--- Exercise instructions ---
Copy out the lines that have "JSON" in them.

::: Excerpted data :::

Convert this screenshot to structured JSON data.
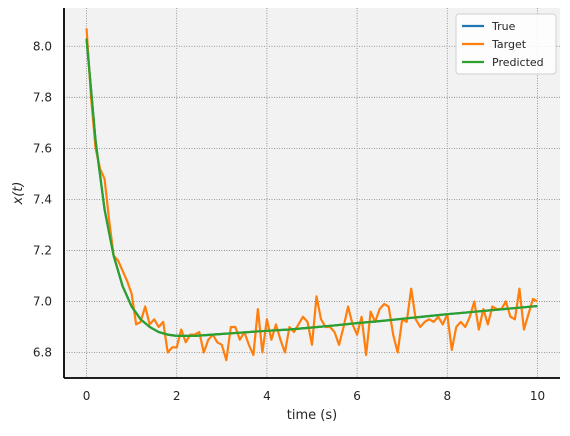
{
  "chart_data": {
    "type": "line",
    "title": "",
    "xlabel": "time (s)",
    "ylabel": "x(t)",
    "xlim": [
      -0.5,
      10.5
    ],
    "ylim": [
      6.7,
      8.15
    ],
    "xticks": [
      0,
      2,
      4,
      6,
      8,
      10
    ],
    "yticks": [
      6.8,
      7.0,
      7.2,
      7.4,
      7.6,
      7.8,
      8.0
    ],
    "grid": true,
    "legend_position": "top-right",
    "background_color": "#f2f2f2",
    "series": [
      {
        "name": "True",
        "color": "#1f77b4",
        "x": [
          0,
          0.2,
          0.4,
          0.6,
          0.8,
          1.0,
          1.2,
          1.4,
          1.6,
          1.8,
          2.0,
          2.4,
          2.8,
          3.2,
          3.6,
          4.0,
          4.5,
          5.0,
          5.5,
          6.0,
          6.5,
          7.0,
          7.5,
          8.0,
          8.5,
          9.0,
          9.5,
          10.0
        ],
        "y": [
          8.03,
          7.63,
          7.36,
          7.18,
          7.06,
          6.98,
          6.93,
          6.9,
          6.88,
          6.87,
          6.865,
          6.865,
          6.87,
          6.875,
          6.88,
          6.885,
          6.89,
          6.898,
          6.906,
          6.915,
          6.923,
          6.932,
          6.941,
          6.95,
          6.958,
          6.966,
          6.974,
          6.982
        ]
      },
      {
        "name": "Target",
        "color": "#ff7f0e",
        "x": [
          0,
          0.1,
          0.2,
          0.3,
          0.4,
          0.5,
          0.6,
          0.7,
          0.8,
          0.9,
          1.0,
          1.1,
          1.2,
          1.3,
          1.4,
          1.5,
          1.6,
          1.7,
          1.8,
          1.9,
          2.0,
          2.1,
          2.2,
          2.3,
          2.4,
          2.5,
          2.6,
          2.7,
          2.8,
          2.9,
          3.0,
          3.1,
          3.2,
          3.3,
          3.4,
          3.5,
          3.6,
          3.7,
          3.8,
          3.9,
          4.0,
          4.1,
          4.2,
          4.3,
          4.4,
          4.5,
          4.6,
          4.7,
          4.8,
          4.9,
          5.0,
          5.1,
          5.2,
          5.3,
          5.4,
          5.5,
          5.6,
          5.7,
          5.8,
          5.9,
          6.0,
          6.1,
          6.2,
          6.3,
          6.4,
          6.5,
          6.6,
          6.7,
          6.8,
          6.9,
          7.0,
          7.1,
          7.2,
          7.3,
          7.4,
          7.5,
          7.6,
          7.7,
          7.8,
          7.9,
          8.0,
          8.1,
          8.2,
          8.3,
          8.4,
          8.5,
          8.6,
          8.7,
          8.8,
          8.9,
          9.0,
          9.1,
          9.2,
          9.3,
          9.4,
          9.5,
          9.6,
          9.7,
          9.8,
          9.9,
          10.0
        ],
        "y": [
          8.07,
          7.8,
          7.6,
          7.52,
          7.48,
          7.32,
          7.18,
          7.16,
          7.12,
          7.08,
          7.03,
          6.91,
          6.92,
          6.98,
          6.91,
          6.93,
          6.9,
          6.92,
          6.8,
          6.82,
          6.82,
          6.89,
          6.84,
          6.87,
          6.87,
          6.88,
          6.8,
          6.85,
          6.87,
          6.84,
          6.83,
          6.77,
          6.9,
          6.9,
          6.85,
          6.88,
          6.83,
          6.79,
          6.97,
          6.8,
          6.93,
          6.85,
          6.91,
          6.85,
          6.8,
          6.9,
          6.88,
          6.91,
          6.94,
          6.92,
          6.83,
          7.02,
          6.93,
          6.9,
          6.9,
          6.88,
          6.83,
          6.9,
          6.98,
          6.91,
          6.87,
          6.94,
          6.79,
          6.96,
          6.92,
          6.97,
          6.99,
          6.98,
          6.87,
          6.8,
          6.93,
          6.92,
          7.05,
          6.93,
          6.9,
          6.92,
          6.93,
          6.92,
          6.94,
          6.91,
          6.95,
          6.81,
          6.9,
          6.92,
          6.9,
          6.94,
          7.0,
          6.89,
          6.97,
          6.91,
          6.98,
          6.97,
          6.97,
          7.0,
          6.94,
          6.93,
          7.05,
          6.89,
          6.95,
          7.01,
          7.0
        ]
      },
      {
        "name": "Predicted",
        "color": "#2ca02c",
        "x": [
          0,
          0.2,
          0.4,
          0.6,
          0.8,
          1.0,
          1.2,
          1.4,
          1.6,
          1.8,
          2.0,
          2.4,
          2.8,
          3.2,
          3.6,
          4.0,
          4.5,
          5.0,
          5.5,
          6.0,
          6.5,
          7.0,
          7.5,
          8.0,
          8.5,
          9.0,
          9.5,
          10.0
        ],
        "y": [
          8.03,
          7.63,
          7.36,
          7.18,
          7.06,
          6.98,
          6.93,
          6.9,
          6.88,
          6.87,
          6.865,
          6.865,
          6.87,
          6.875,
          6.88,
          6.885,
          6.89,
          6.898,
          6.906,
          6.915,
          6.923,
          6.932,
          6.941,
          6.95,
          6.958,
          6.966,
          6.974,
          6.982
        ]
      }
    ]
  }
}
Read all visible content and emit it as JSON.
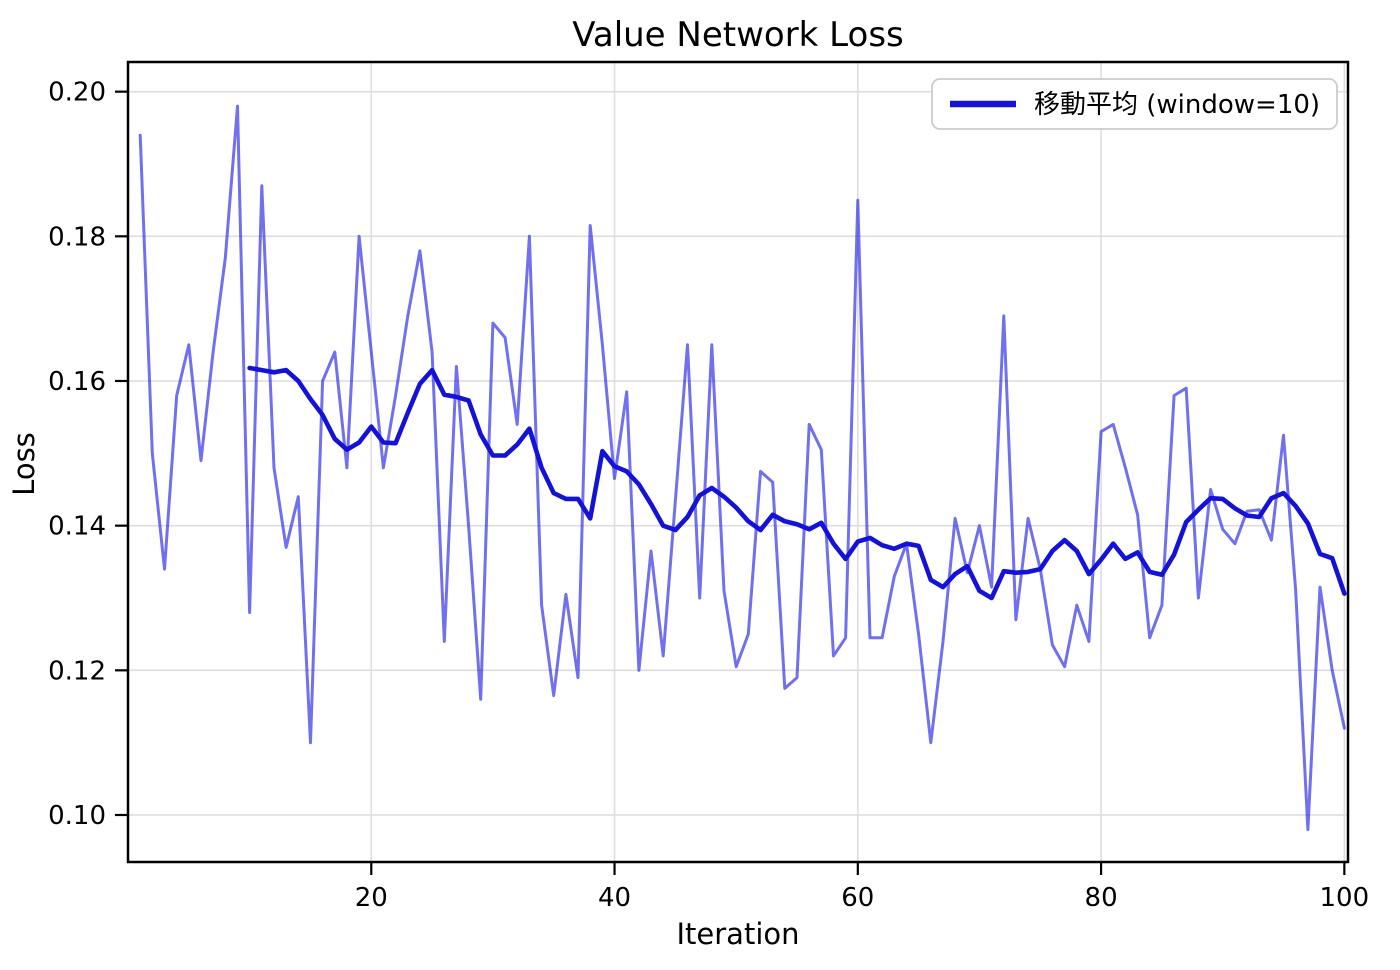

:::

--- Exercise answer ---
Convert this screenshot to structured JSON data.
Read all visible content and emit it as JSON.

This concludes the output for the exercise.